Problem statement = In the off-policy TD learning text below, shorten the paragraph that begins "Since forward-view equations" into a brief list of its main points.

Document extract =
The objective is to find the off-policy TD solution, \({\textbf{v}}\), such that the following projected Bellman equation holds

$$\begin{aligned} V_{{\textbf{v}}}=\Pi T_{\pi }^{\lambda , \gamma } V_{{\textbf{v}}}, \end{aligned}$$
(9)

while the data are generated according to a behavior policy \(\mu \). To find the solution of this equation, we minimize the mean-square projected Bellman error (MSPBE) objective function:

$$\begin{aligned} \min _{{\textbf{v}}} ~ {\text {MSPBE}}({\textbf{v}}) :=\left\| V_{{\textbf{v}}}-\Pi T_{\pi }^{\lambda , \gamma } V_{{\textbf{v}}}\right\| ^{2}_{d^{\mu }}. \end{aligned}$$
(10)

To derive an update rule for solving this problem, let us start by introducing the following definitions:

$$\begin{aligned}&\phi _{t} \equiv \phi \left( s_{t}\right) ~~ \text {and} ~~ \gamma _t \equiv \gamma (s_{t})\,, \hspace{5em}\nonumber \\&G_{t}^{\lambda }({\textbf{v}}) := r_{t+1}+\gamma _{t+1}\left[ (1-\lambda ) {\textbf{v}}^{\top } \phi _{t+1}\right. \nonumber \\&\quad \qquad \qquad \quad \left. +\lambda G_{t+1}^{\lambda }({\textbf{v}})\right] \,, \nonumber \\&\delta _{t}^{\lambda }({\textbf{v}}) := G_{t}^{\lambda }({\textbf{v}})-{\textbf{v}}^{\top } \phi _{t}, \end{aligned}$$
(11)

and an operation \({\mathcal {P}}_{\mu }^{\pi }\):

$$\begin{aligned} {\mathcal {P}}_{\mu }^{\pi } \delta _{t}^{\lambda }({\textbf{v}}) \phi _{t} := \sum _{s} \mu (s) {\mathbb {E}}\left[ \delta _{t}^{\lambda }({\textbf{v}}) | s_{t}=s, \pi \right] \phi (s). \end{aligned}$$
(12)

It can be proved that the following identities hold true [16]:

$$\begin{aligned} {\text {MSPBE}}({\textbf{v}})&=\left\| V_{{\textbf{v}}}-\Pi T_{\pi }^{\lambda , \gamma } V_{{\textbf{v}}}\right\| _{\mu }^{2} \nonumber \\&\quad =\left( {\mathcal {P}}_{\mu }^{\pi } \delta _{t}^{\lambda }({\textbf{v}}) \phi _{t}\right) ^{\top } {\mathbb {E}}\left[ \phi _{t} \phi _{t}^{\top }\right] ^{-1}\left( {\mathcal {P}}_{\mu }^{\pi } \delta _{t}^{\lambda }({\textbf{v}}) \phi _{t}\right) . \end{aligned}$$
(13)

Since forward-view equations are not directly implementable as they require future data, we first convert the TD forward-view equation to the mechanistic backward-view one. Define the importance weighting as \(\rho _t:=\frac{\pi \left( a_{t} | s_{t}\right) }{\mu \left( a_{t} | s_{t}\right) }\). Then, by applying a gradient descent update of the reformed objective function, we have the critic algorithm based on \(\textrm{GTD}(\lambda )\) in the single-agent setting (see [16] for detailed derivations):

$$\begin{aligned} {\textbf{v}}_{t+1}&= {\textbf{v}}_{t} + \alpha _{{\textbf{v}}, t}\nonumber \\&\quad \left[ \delta _{t} {\textbf{e}}_{t}-\gamma _{t+1}(1-\lambda )\left( {\textbf{e}}_{t}^{\top } {\textbf{w}}_{t}\right) \phi _{t+1}\right] , \end{aligned}$$
(14)

Provided material =

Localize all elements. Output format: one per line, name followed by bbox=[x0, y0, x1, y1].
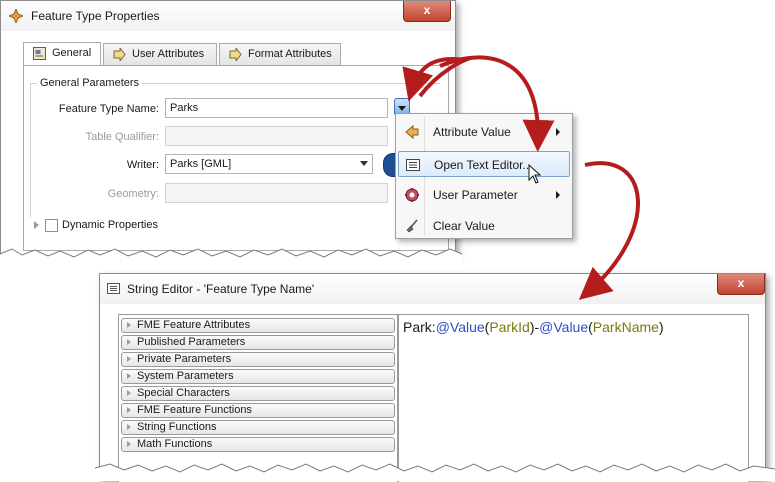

Finished exercise =
- Forward-view equations need future data, so they can't be implemented directly. The TD forward-view equation is therefore first converted to the mechanistic backward-view one.
- The importance weighting is defined as ρ_t = π(a_t | s_t) / μ(a_t | s_t).
- A gradient descent update of the reformed objective function gives the critic algorithm based on GTD(λ) in the single-agent setting. Detailed derivations are in [16].